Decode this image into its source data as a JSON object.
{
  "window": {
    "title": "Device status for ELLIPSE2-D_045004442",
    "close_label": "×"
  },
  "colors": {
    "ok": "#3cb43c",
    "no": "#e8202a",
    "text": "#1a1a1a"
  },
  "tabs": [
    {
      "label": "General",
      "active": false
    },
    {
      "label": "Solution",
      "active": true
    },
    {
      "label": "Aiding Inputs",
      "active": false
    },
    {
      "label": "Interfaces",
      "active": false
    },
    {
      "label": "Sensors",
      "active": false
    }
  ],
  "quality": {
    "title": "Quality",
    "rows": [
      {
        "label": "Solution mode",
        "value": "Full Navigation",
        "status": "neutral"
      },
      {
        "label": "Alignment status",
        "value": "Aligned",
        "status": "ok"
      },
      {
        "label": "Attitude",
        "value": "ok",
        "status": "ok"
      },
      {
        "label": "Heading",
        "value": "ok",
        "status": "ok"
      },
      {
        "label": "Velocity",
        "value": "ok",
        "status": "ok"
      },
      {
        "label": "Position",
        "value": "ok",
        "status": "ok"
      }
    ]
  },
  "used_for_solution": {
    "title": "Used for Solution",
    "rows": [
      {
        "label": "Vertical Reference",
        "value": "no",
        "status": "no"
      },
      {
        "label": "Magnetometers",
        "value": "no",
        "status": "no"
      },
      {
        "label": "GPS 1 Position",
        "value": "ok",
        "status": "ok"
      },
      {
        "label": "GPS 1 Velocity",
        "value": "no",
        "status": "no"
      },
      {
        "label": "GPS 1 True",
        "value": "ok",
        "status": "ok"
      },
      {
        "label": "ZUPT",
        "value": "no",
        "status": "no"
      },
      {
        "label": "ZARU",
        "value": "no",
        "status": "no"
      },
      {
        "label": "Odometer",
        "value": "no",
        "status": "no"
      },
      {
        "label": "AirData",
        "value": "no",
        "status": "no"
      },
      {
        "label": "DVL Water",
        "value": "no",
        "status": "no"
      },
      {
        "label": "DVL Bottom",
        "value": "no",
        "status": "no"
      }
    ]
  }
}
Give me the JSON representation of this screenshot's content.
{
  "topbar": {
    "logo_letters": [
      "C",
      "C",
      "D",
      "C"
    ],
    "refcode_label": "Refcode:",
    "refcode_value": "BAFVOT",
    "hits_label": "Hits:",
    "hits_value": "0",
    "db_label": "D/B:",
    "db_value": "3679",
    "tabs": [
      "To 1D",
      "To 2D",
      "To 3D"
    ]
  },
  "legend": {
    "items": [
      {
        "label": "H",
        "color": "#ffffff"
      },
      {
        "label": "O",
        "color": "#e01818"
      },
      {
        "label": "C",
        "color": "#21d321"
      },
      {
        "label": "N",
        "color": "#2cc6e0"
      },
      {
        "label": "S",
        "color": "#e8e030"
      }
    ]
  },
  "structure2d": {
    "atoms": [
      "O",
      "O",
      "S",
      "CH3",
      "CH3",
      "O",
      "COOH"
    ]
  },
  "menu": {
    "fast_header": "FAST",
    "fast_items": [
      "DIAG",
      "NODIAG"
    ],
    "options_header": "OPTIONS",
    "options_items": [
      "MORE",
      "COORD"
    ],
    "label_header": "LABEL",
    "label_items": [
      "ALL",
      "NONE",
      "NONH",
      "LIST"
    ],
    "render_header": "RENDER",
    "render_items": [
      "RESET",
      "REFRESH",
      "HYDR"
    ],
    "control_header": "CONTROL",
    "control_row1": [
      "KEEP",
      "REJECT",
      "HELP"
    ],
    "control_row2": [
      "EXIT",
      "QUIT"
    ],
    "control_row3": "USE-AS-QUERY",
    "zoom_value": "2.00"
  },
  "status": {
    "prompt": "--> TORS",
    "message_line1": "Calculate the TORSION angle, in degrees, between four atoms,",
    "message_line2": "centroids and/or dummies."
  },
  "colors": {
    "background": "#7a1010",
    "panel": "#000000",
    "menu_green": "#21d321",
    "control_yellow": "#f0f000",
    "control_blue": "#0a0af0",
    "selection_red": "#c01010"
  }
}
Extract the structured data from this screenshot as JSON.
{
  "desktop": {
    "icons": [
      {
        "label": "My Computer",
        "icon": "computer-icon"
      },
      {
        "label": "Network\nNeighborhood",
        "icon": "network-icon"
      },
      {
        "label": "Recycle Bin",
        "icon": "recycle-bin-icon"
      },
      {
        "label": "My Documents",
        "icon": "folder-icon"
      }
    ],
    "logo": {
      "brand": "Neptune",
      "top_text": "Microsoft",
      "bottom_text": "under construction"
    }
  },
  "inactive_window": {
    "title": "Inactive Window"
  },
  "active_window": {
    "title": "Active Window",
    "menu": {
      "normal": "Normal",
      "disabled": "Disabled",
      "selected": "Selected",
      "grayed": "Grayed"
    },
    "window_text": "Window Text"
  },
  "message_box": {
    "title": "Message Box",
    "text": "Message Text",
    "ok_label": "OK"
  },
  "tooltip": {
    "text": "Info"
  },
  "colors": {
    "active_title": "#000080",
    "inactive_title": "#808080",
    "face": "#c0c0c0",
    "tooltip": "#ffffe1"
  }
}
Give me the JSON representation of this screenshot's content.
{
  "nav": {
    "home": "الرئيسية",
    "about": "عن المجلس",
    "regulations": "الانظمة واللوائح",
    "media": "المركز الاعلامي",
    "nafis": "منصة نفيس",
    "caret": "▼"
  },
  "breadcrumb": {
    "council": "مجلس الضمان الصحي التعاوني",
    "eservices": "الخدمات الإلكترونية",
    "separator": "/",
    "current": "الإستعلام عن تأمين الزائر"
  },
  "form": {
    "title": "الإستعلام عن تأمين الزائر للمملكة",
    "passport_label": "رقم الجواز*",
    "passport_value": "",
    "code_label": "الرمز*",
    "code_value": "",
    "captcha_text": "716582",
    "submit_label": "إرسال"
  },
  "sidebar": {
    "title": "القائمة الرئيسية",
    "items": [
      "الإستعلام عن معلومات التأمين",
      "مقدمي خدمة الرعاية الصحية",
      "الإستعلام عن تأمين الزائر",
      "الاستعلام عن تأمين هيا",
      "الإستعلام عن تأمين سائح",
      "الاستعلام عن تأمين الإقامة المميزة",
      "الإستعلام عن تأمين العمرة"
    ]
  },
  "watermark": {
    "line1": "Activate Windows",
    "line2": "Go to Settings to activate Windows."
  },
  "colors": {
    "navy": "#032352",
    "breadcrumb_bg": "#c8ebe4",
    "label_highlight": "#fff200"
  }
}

• **PROBLEM DETAILS**: Gather each line from the listing above that holds "الزائر".

• **TASK RESULT**:
    "current": "الإستعلام عن تأمين الزائر"
    "title": "الإستعلام عن تأمين الزائر للمملكة",
      "الإستعلام عن تأمين الزائر",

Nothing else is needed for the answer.